TASK DIRECTIONS
Pictures do not belong in the copy, so please give every entry below again exactly.
----------------
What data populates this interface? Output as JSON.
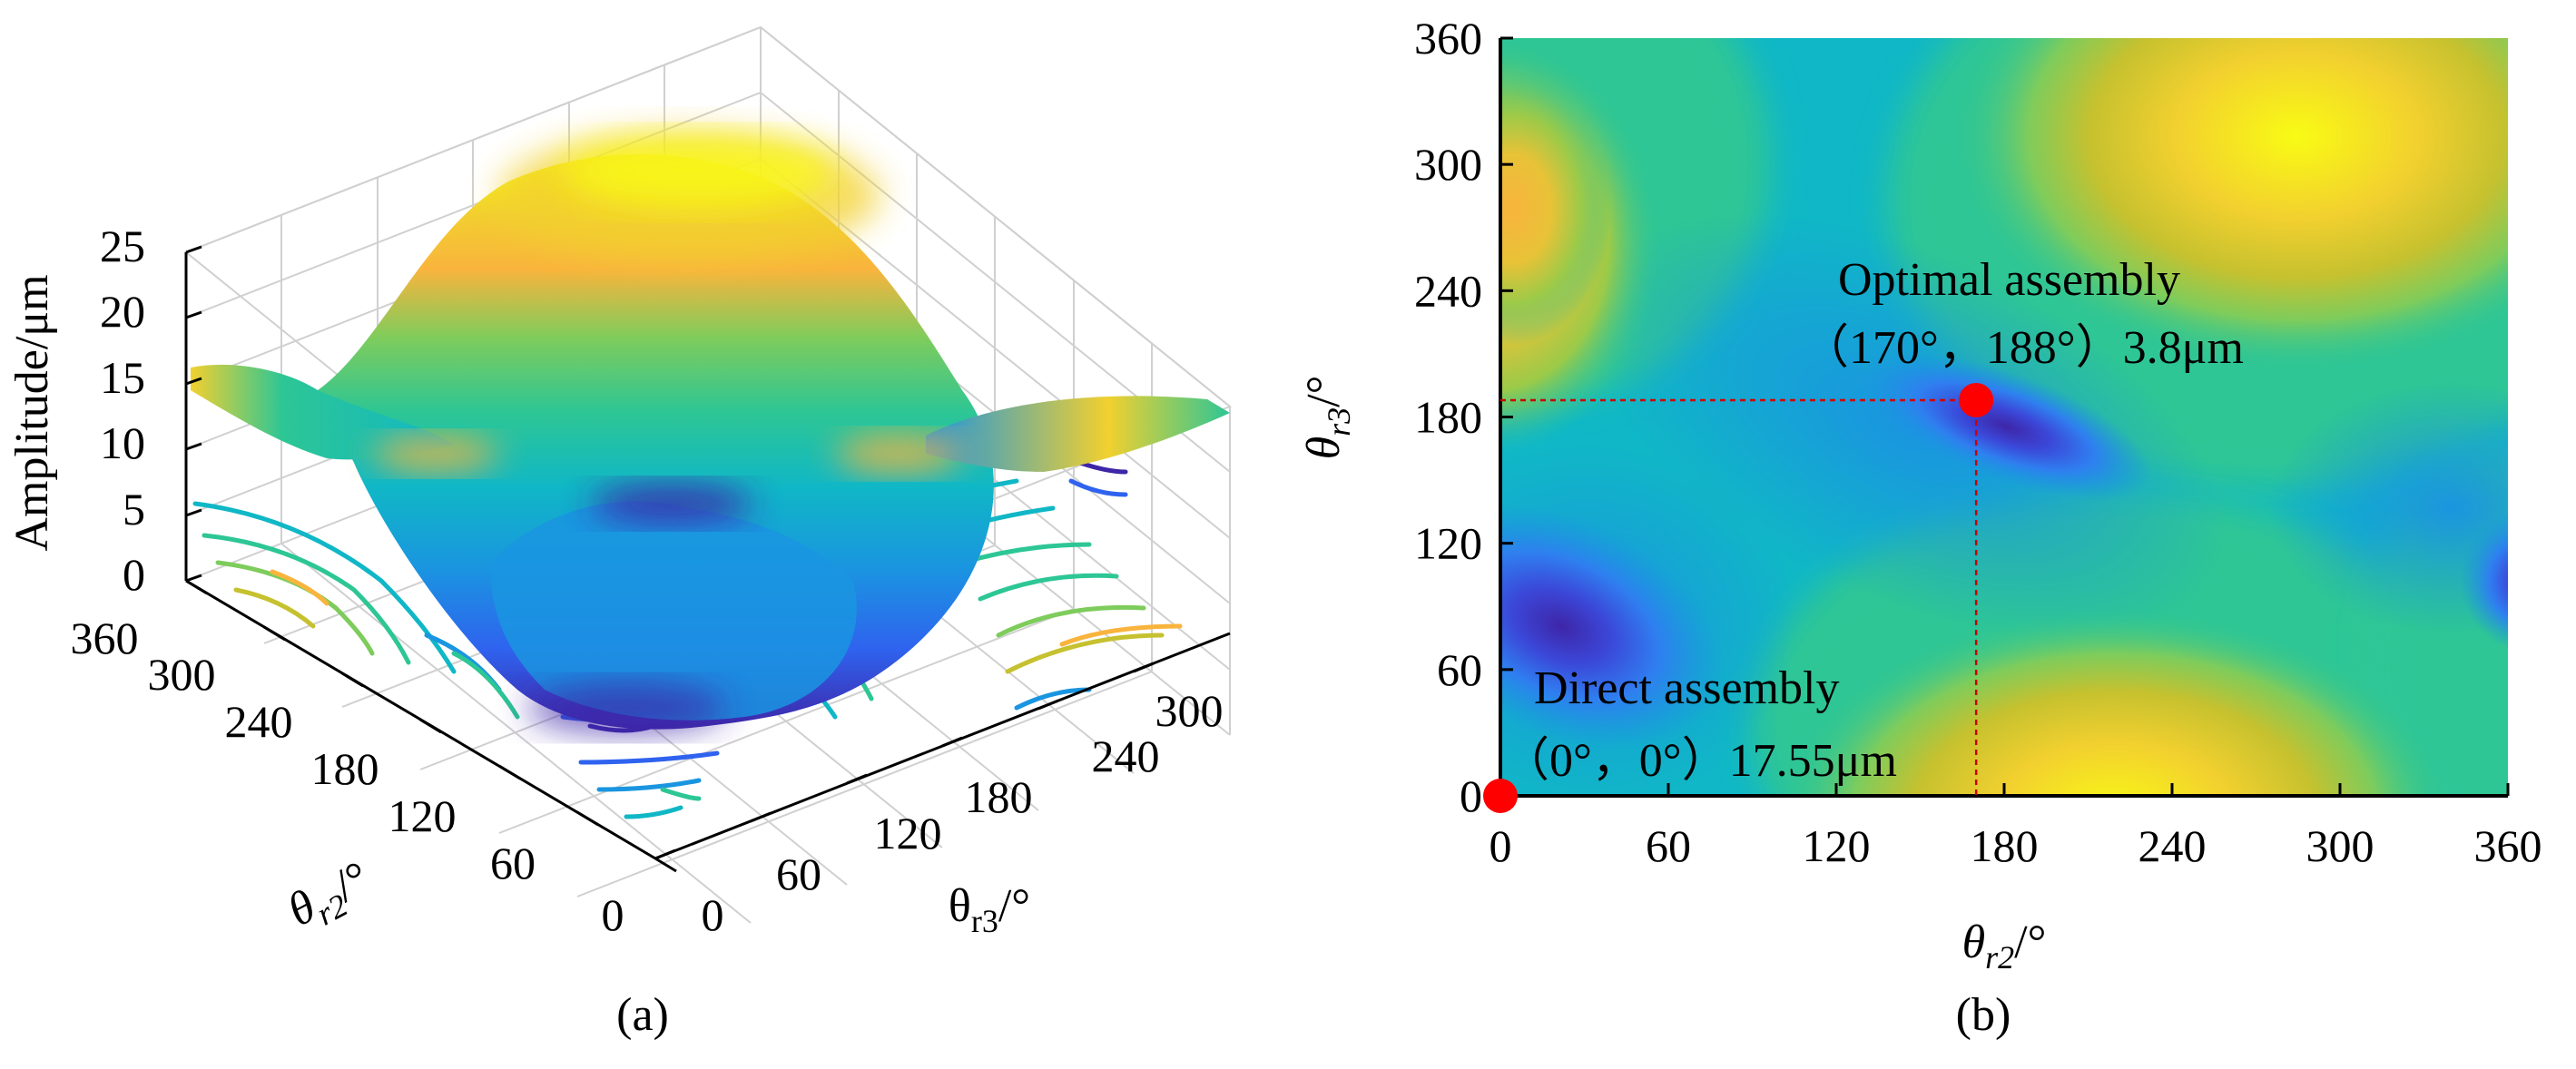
{
  "chart_data": [
    {
      "panel": "(a)",
      "type": "surface3d",
      "zlabel": "Amplitude/μm",
      "xlabel_main": "θ",
      "xlabel_sub": "r2",
      "xlabel_unit": "/°",
      "ylabel_main": "θ",
      "ylabel_sub": "r3",
      "ylabel_unit": "/°",
      "zlim": [
        0,
        25
      ],
      "z_ticks": [
        "0",
        "5",
        "10",
        "15",
        "20",
        "25"
      ],
      "x_ticks": [
        "0",
        "60",
        "120",
        "180",
        "240",
        "300",
        "360"
      ],
      "y_ticks": [
        "0",
        "60",
        "120",
        "180",
        "240",
        "300"
      ],
      "grid": true,
      "contour_projection": true,
      "colormap": [
        "#3e26a8",
        "#2f63ef",
        "#1a95e0",
        "#10b7c6",
        "#2dc695",
        "#7ecc5c",
        "#c6c12f",
        "#f9b43d",
        "#f2d02f",
        "#f9fb14"
      ],
      "surface_description": "amplitude surface over θr2 × θr3 grid, peak ≈ 25 μm near (240°, 300°), minimum ≈ 3.8 μm near (170°, 188°)"
    },
    {
      "panel": "(b)",
      "type": "heatmap",
      "xlabel_main": "θ",
      "xlabel_sub": "r2",
      "xlabel_unit": "/°",
      "ylabel_main": "θ",
      "ylabel_sub": "r3",
      "ylabel_unit": "/°",
      "xlim": [
        0,
        360
      ],
      "ylim": [
        0,
        360
      ],
      "x_ticks": [
        0,
        60,
        120,
        180,
        240,
        300,
        360
      ],
      "y_ticks": [
        0,
        60,
        120,
        180,
        240,
        300,
        360
      ],
      "points": [
        {
          "name": "Optimal assembly",
          "x": 170,
          "y": 188,
          "value": 3.8,
          "label1": "Optimal assembly",
          "label2": "（170°，188°）3.8μm"
        },
        {
          "name": "Direct assembly",
          "x": 0,
          "y": 0,
          "value": 17.55,
          "label1": "Direct assembly",
          "label2": "（0°，0°）17.55μm"
        }
      ],
      "point_color": "#ff0000",
      "guide_color": "#cc0000"
    }
  ],
  "captions": {
    "a": "(a)",
    "b": "(b)"
  }
}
----------------
REPLY
What data populates this interface? Output as JSON.
{
  "chart_data": [
    {
      "panel": "(a)",
      "type": "surface3d",
      "zlabel": "Amplitude/μm",
      "xlabel_main": "θ",
      "xlabel_sub": "r2",
      "xlabel_unit": "/°",
      "ylabel_main": "θ",
      "ylabel_sub": "r3",
      "ylabel_unit": "/°",
      "zlim": [
        0,
        25
      ],
      "z_ticks": [
        "0",
        "5",
        "10",
        "15",
        "20",
        "25"
      ],
      "x_ticks": [
        "0",
        "60",
        "120",
        "180",
        "240",
        "300",
        "360"
      ],
      "y_ticks": [
        "0",
        "60",
        "120",
        "180",
        "240",
        "300"
      ],
      "grid": true,
      "contour_projection": true,
      "colormap": [
        "#3e26a8",
        "#2f63ef",
        "#1a95e0",
        "#10b7c6",
        "#2dc695",
        "#7ecc5c",
        "#c6c12f",
        "#f9b43d",
        "#f2d02f",
        "#f9fb14"
      ],
      "surface_description": "amplitude surface over θr2 × θr3 grid, peak ≈ 25 μm near (240°, 300°), minimum ≈ 3.8 μm near (170°, 188°)"
    },
    {
      "panel": "(b)",
      "type": "heatmap",
      "xlabel_main": "θ",
      "xlabel_sub": "r2",
      "xlabel_unit": "/°",
      "ylabel_main": "θ",
      "ylabel_sub": "r3",
      "ylabel_unit": "/°",
      "xlim": [
        0,
        360
      ],
      "ylim": [
        0,
        360
      ],
      "x_ticks": [
        0,
        60,
        120,
        180,
        240,
        300,
        360
      ],
      "y_ticks": [
        0,
        60,
        120,
        180,
        240,
        300,
        360
      ],
      "points": [
        {
          "name": "Optimal assembly",
          "x": 170,
          "y": 188,
          "value": 3.8,
          "label1": "Optimal assembly",
          "label2": "（170°，188°）3.8μm"
        },
        {
          "name": "Direct assembly",
          "x": 0,
          "y": 0,
          "value": 17.55,
          "label1": "Direct assembly",
          "label2": "（0°，0°）17.55μm"
        }
      ],
      "point_color": "#ff0000",
      "guide_color": "#cc0000"
    }
  ],
  "captions": {
    "a": "(a)",
    "b": "(b)"
  }
}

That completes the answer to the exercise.